[Start of Selected passage]

Mega-Trend: Sustainability

Can Sustainability Be a Driving Force for Disruptive Innovation?

The sustainability mega-trend is shaping consumer expectations. The “greenness” of products is taken as a given and brands are expected to tackle the issue by turning their attention towards finding exciting new sources of value, unlocking creative ways to eliminate waste, and converting from a linear towards a circular economy.

When identifying emerging consumer and industry trends such as the sustainability trend, we at LHBS like to summarize our findings in short Snapshots that highlight best practice examples of brands that get it right. In our recent report on sustainability we investigated why it is important and how brands can harness value from acting eco-friendly.

LHBS // Snapshot // Sustainability: Ecology & Economy

What Does “Acting Sustainably” Mean for Organizations Today?

Consumer expectations and behaviors have not only evolved when it comes to the utilization and waste of products. The sharing economy, peer-to-peer consumer behavior and valuing access over ownership have drastically influenced business practices. Traditional, linear business processes and the “take, make, waste” model look increasingly profligate when consumers are made aware of and can practice less-harmful actions, like leasing or renting services instead. Why own a car when you can rent it by the minute? Why buy a new phone every year when you can repair your old one?

[End of Selected passage]
[Start of Given information]

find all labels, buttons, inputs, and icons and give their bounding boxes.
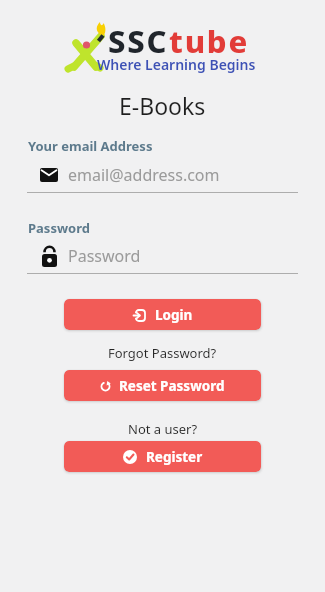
staticText: tube — [169, 20, 250, 62]
staticText: Reset Password — [119, 377, 225, 395]
staticText: Where Learning Begins — [97, 55, 256, 74]
button[interactable]: Login — [64, 299, 261, 330]
staticText: Login — [155, 306, 193, 324]
button[interactable]: Forgot Password? — [108, 344, 217, 362]
staticText: Your email Address — [28, 137, 153, 155]
staticText: Password — [68, 245, 141, 267]
button[interactable]: Reset Password — [64, 370, 261, 401]
staticText: Password — [28, 219, 90, 237]
button[interactable]: Not a user? — [128, 420, 198, 438]
staticText: email@address.com — [68, 164, 220, 186]
staticText: Register — [146, 448, 203, 466]
button[interactable]: email@address.com — [40, 160, 280, 190]
button[interactable]: Register — [64, 441, 261, 472]
staticText: SSC — [108, 20, 169, 62]
button[interactable]: Password — [42, 241, 280, 271]
staticText: E-Books — [119, 90, 206, 121]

[End of Given information]

**Problems and tasks**.
[A] Decide whether each statement agrees with the sustainability article: (i) brands are expected to convert from a circular toward a linear economy; (ii) LHBS summarizes its findings in short Snapshots; (iii) valuing access over ownership has drastically influenced business practices.
[B] Go on with the sustainability article from the point where it stops.
These records were taken from a separate source.

**Answers in order**.
[A]
(i) No: "converting from a linear towards a circular economy."
(ii) Yes: "we at LHBS like to summarize our findings in short Snapshots"
(iii) Yes: "The sharing economy, peer-to-peer consumer behavior and valuing access over ownership have drastically influenced business practices."

[B]
That is how new ideas, collaborations and even whole business models are transforming industry and consumer behaviors. The sustainability trend is prompted by poverty, climate change, water and food supply chain challenges, giving a lot of possibilities to innovators.


Can Sustainability-led Innovations Be Industry Disruptions?

As the term Disruptive Innovation is thrown around more frequently, a lot of new products whose creation was motivated by sustainability-led thinking seem to be disruptions at first sight. Product and process improvements resulting in greener usage, faster access to, or less harmful production are changing how businesses and consumers prioritize sustainability. But are those new technologies, processes and product features truly disruptive?

Usually, market-leading companies will only pursue innovative ideas when they serve the firm’s interest and that of their most profitable customers. This behavior results in sustaining innovations that leave “white spaces” or opportunities for startups to serve more cost-conscious niches of the market with disruptive innovations.

Examples like Uber and Tesla are often taken as a staple for disruptive innovations that transformed consumer behavior and made it less harmful to the environment. Sure, they changed industries and introduced new business models, but did they disrupt all incumbents? The answer is no.

Neither Uber nor Tesla really qualify as disrupters because they do not show some of the main characteristics that disruptive companies all share. These include 1) targeting “overserved”, low-end foothold consumers or creating a new market, 2) creating asymmetric motivation (meaning that the disrupter wants to enter the market and existing players not fighting it), 3) improving the quality as fast as consumer expectations change while retaining low cost, 4) creating new value networks, and 5) disrupting all incumbents (without an existing player exploiting the opportunity).

Five Characteristics of Disruptive Innovations

For more on that topic head over to Harvard Business Review. An interesting article written by Clayton Christensen, author of The Innovator’s Dilemma, discusses what disruptive innovation really means.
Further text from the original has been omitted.